(Stored data)
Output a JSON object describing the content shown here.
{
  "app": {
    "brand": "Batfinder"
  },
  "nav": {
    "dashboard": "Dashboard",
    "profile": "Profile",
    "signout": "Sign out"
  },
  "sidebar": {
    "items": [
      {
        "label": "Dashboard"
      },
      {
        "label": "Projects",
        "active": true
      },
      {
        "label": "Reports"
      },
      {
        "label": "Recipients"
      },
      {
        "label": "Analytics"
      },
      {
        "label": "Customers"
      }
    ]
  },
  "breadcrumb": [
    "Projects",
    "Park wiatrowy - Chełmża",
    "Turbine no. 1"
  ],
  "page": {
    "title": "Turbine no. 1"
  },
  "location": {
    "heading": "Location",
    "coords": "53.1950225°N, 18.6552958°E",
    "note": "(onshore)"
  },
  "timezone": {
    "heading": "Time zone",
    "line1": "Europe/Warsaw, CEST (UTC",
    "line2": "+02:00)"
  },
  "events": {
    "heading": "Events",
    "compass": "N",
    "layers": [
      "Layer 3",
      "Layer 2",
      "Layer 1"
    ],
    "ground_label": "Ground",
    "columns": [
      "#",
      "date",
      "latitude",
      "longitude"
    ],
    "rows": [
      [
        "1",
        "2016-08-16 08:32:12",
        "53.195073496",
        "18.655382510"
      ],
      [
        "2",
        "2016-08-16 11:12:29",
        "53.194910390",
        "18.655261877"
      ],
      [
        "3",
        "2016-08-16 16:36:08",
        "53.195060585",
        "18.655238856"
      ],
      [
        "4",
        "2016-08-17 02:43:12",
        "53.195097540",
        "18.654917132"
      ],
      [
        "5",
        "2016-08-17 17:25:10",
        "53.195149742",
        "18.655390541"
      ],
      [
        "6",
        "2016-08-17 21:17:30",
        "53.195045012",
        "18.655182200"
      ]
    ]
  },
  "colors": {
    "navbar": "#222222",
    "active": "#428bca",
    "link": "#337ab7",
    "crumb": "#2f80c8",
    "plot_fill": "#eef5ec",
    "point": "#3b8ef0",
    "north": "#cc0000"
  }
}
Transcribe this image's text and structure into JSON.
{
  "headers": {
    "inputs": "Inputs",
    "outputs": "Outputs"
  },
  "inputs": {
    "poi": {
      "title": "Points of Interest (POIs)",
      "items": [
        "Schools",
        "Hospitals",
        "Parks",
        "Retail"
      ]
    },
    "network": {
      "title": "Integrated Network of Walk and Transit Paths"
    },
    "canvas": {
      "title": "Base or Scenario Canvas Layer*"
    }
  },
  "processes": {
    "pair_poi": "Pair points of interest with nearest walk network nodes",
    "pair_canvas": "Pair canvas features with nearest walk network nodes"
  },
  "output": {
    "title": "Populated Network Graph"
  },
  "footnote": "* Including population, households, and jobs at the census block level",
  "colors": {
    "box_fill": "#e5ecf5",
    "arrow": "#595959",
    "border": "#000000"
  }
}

### [What is required]
Extract each record, keeping it identical to the original.

### [Problem solution]
Output a JSON object describing the content shown here.
{
  "app": {
    "brand": "Batfinder"
  },
  "nav": {
    "dashboard": "Dashboard",
    "profile": "Profile",
    "signout": "Sign out"
  },
  "sidebar": {
    "items": [
      {
        "label": "Dashboard"
      },
      {
        "label": "Projects",
        "active": true
      },
      {
        "label": "Reports"
      },
      {
        "label": "Recipients"
      },
      {
        "label": "Analytics"
      },
      {
        "label": "Customers"
      }
    ]
  },
  "breadcrumb": [
    "Projects",
    "Park wiatrowy - Chełmża",
    "Turbine no. 1"
  ],
  "page": {
    "title": "Turbine no. 1"
  },
  "location": {
    "heading": "Location",
    "coords": "53.1950225°N, 18.6552958°E",
    "note": "(onshore)"
  },
  "timezone": {
    "heading": "Time zone",
    "line1": "Europe/Warsaw, CEST (UTC",
    "line2": "+02:00)"
  },
  "events": {
    "heading": "Events",
    "compass": "N",
    "layers": [
      "Layer 3",
      "Layer 2",
      "Layer 1"
    ],
    "ground_label": "Ground",
    "columns": [
      "#",
      "date",
      "latitude",
      "longitude"
    ],
    "rows": [
      [
        "1",
        "2016-08-16 08:32:12",
        "53.195073496",
        "18.655382510"
      ],
      [
        "2",
        "2016-08-16 11:12:29",
        "53.194910390",
        "18.655261877"
      ],
      [
        "3",
        "2016-08-16 16:36:08",
        "53.195060585",
        "18.655238856"
      ],
      [
        "4",
        "2016-08-17 02:43:12",
        "53.195097540",
        "18.654917132"
      ],
      [
        "5",
        "2016-08-17 17:25:10",
        "53.195149742",
        "18.655390541"
      ],
      [
        "6",
        "2016-08-17 21:17:30",
        "53.195045012",
        "18.655182200"
      ]
    ]
  },
  "colors": {
    "navbar": "#222222",
    "active": "#428bca",
    "link": "#337ab7",
    "crumb": "#2f80c8",
    "plot_fill": "#eef5ec",
    "point": "#3b8ef0",
    "north": "#cc0000"
  }
}
Transcribe this image's text and structure into JSON.
{
  "headers": {
    "inputs": "Inputs",
    "outputs": "Outputs"
  },
  "inputs": {
    "poi": {
      "title": "Points of Interest (POIs)",
      "items": [
        "Schools",
        "Hospitals",
        "Parks",
        "Retail"
      ]
    },
    "network": {
      "title": "Integrated Network of Walk and Transit Paths"
    },
    "canvas": {
      "title": "Base or Scenario Canvas Layer*"
    }
  },
  "processes": {
    "pair_poi": "Pair points of interest with nearest walk network nodes",
    "pair_canvas": "Pair canvas features with nearest walk network nodes"
  },
  "output": {
    "title": "Populated Network Graph"
  },
  "footnote": "* Including population, households, and jobs at the census block level",
  "colors": {
    "box_fill": "#e5ecf5",
    "arrow": "#595959",
    "border": "#000000"
  }
}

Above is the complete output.